## SOURCE DATA
____

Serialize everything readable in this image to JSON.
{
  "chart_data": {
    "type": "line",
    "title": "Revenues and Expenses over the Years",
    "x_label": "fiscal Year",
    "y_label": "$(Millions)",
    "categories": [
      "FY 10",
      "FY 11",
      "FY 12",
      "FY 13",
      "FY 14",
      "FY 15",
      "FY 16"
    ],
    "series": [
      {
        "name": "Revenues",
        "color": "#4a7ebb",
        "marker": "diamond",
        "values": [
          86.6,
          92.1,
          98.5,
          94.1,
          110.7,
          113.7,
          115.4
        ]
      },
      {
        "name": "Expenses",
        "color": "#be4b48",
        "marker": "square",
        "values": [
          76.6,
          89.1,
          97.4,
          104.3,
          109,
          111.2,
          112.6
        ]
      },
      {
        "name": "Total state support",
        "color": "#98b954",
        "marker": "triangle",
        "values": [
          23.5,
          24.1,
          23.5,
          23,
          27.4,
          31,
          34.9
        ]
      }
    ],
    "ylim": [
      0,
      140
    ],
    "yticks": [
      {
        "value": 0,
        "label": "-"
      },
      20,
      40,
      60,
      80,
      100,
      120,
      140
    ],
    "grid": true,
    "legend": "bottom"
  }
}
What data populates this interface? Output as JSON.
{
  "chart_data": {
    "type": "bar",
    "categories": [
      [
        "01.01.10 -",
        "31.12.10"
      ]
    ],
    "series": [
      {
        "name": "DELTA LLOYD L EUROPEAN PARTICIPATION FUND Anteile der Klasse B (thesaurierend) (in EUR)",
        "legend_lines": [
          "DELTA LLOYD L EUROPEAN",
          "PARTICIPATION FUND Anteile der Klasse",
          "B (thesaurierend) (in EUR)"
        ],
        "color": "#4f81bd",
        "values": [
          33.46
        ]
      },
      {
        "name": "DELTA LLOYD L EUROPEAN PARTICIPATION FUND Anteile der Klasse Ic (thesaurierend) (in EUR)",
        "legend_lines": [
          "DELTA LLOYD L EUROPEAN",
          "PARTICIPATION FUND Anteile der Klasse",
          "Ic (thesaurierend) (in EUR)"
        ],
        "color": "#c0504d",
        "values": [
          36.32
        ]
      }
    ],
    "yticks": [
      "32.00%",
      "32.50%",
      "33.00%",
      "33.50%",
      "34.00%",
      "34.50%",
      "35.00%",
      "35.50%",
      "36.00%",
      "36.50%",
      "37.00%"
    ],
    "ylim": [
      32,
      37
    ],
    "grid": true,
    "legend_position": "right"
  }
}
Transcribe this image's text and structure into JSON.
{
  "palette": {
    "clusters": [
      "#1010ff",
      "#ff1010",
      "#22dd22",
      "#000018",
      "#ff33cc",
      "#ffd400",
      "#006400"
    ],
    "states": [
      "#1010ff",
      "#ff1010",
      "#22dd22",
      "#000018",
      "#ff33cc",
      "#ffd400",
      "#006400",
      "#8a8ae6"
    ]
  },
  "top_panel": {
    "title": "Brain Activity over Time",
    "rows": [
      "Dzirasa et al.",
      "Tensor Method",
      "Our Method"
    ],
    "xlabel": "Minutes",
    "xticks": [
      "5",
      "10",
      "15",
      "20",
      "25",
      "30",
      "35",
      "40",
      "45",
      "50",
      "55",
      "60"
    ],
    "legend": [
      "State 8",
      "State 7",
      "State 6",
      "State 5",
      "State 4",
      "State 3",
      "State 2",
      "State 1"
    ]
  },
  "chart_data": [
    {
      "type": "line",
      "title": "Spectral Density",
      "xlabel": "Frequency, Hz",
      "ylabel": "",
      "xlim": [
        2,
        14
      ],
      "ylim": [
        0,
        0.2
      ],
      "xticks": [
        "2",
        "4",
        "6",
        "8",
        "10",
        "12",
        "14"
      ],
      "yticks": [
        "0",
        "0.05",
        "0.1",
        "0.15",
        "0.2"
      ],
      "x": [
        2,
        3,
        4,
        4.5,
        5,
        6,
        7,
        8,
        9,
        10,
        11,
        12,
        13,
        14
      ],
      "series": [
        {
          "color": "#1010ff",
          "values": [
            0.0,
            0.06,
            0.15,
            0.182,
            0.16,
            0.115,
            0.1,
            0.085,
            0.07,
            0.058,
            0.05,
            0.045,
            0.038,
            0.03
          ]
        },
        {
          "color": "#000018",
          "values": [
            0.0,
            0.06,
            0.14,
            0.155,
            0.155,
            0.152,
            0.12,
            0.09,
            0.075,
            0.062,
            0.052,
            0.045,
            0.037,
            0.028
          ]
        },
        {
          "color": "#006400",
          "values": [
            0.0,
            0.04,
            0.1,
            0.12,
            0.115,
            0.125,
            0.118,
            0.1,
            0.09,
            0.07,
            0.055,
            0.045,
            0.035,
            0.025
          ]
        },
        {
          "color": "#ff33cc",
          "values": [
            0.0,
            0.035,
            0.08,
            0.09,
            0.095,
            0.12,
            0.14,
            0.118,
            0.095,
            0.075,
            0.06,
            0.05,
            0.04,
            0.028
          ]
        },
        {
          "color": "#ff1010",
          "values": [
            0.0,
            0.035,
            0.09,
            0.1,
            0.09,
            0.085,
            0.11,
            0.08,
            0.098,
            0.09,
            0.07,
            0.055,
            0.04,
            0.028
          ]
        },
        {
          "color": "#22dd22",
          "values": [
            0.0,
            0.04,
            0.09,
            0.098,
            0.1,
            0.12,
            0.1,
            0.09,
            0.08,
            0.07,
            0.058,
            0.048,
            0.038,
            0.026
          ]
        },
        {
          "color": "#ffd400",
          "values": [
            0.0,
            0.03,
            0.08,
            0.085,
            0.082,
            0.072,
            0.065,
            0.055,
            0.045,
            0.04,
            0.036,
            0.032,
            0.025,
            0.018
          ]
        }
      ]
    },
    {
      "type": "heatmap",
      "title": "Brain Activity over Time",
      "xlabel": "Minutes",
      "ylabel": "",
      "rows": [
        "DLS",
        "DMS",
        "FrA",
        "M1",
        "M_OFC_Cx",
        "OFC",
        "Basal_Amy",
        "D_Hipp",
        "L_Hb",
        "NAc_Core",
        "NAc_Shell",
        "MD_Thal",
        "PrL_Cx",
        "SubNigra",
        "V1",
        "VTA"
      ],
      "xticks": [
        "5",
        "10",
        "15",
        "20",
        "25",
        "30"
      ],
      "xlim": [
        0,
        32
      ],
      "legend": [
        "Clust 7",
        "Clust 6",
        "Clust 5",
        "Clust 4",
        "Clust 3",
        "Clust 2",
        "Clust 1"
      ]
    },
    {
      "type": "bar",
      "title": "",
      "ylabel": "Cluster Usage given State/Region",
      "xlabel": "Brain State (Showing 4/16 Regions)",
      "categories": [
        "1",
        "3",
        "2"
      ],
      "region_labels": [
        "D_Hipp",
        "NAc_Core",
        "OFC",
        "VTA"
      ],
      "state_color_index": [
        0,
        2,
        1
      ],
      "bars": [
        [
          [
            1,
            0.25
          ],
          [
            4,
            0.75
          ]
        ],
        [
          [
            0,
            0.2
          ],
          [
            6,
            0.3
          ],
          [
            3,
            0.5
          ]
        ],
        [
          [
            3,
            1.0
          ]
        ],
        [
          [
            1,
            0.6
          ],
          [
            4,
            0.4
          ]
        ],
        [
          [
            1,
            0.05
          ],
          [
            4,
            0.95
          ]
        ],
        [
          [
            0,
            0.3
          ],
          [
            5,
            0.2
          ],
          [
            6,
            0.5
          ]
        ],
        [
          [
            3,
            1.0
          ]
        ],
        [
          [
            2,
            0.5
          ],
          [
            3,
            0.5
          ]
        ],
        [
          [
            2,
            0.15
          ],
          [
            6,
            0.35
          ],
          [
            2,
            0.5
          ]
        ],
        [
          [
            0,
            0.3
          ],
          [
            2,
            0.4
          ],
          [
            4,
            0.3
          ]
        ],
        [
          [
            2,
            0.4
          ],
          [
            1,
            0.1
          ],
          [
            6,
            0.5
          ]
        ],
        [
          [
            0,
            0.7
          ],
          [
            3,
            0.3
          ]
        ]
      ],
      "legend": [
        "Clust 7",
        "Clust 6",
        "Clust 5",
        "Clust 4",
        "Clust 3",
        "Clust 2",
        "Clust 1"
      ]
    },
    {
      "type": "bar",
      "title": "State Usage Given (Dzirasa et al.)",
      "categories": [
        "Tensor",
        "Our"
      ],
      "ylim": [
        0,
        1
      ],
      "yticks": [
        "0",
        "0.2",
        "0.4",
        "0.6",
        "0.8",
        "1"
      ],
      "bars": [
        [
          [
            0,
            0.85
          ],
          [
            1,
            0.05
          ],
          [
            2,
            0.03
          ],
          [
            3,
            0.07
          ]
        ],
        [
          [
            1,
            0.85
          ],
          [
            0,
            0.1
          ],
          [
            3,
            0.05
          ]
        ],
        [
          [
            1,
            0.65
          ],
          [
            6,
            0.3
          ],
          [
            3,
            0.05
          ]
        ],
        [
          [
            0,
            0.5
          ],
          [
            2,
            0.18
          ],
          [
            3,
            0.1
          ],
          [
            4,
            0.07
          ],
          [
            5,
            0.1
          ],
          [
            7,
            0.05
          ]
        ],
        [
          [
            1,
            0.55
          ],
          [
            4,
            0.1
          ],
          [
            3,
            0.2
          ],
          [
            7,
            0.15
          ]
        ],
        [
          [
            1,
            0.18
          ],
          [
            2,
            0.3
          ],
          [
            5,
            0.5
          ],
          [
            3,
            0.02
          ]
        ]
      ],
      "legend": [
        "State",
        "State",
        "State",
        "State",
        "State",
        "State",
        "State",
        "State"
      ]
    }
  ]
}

____

## WHAT IS REQUIRED
Locate all lines holding the word "JSON", then copy them out.

## ANSWER FOR THIS EXERCISE
Serialize everything readable in this image to JSON.
What data populates this interface? Output as JSON.
Transcribe this image's text and structure into JSON.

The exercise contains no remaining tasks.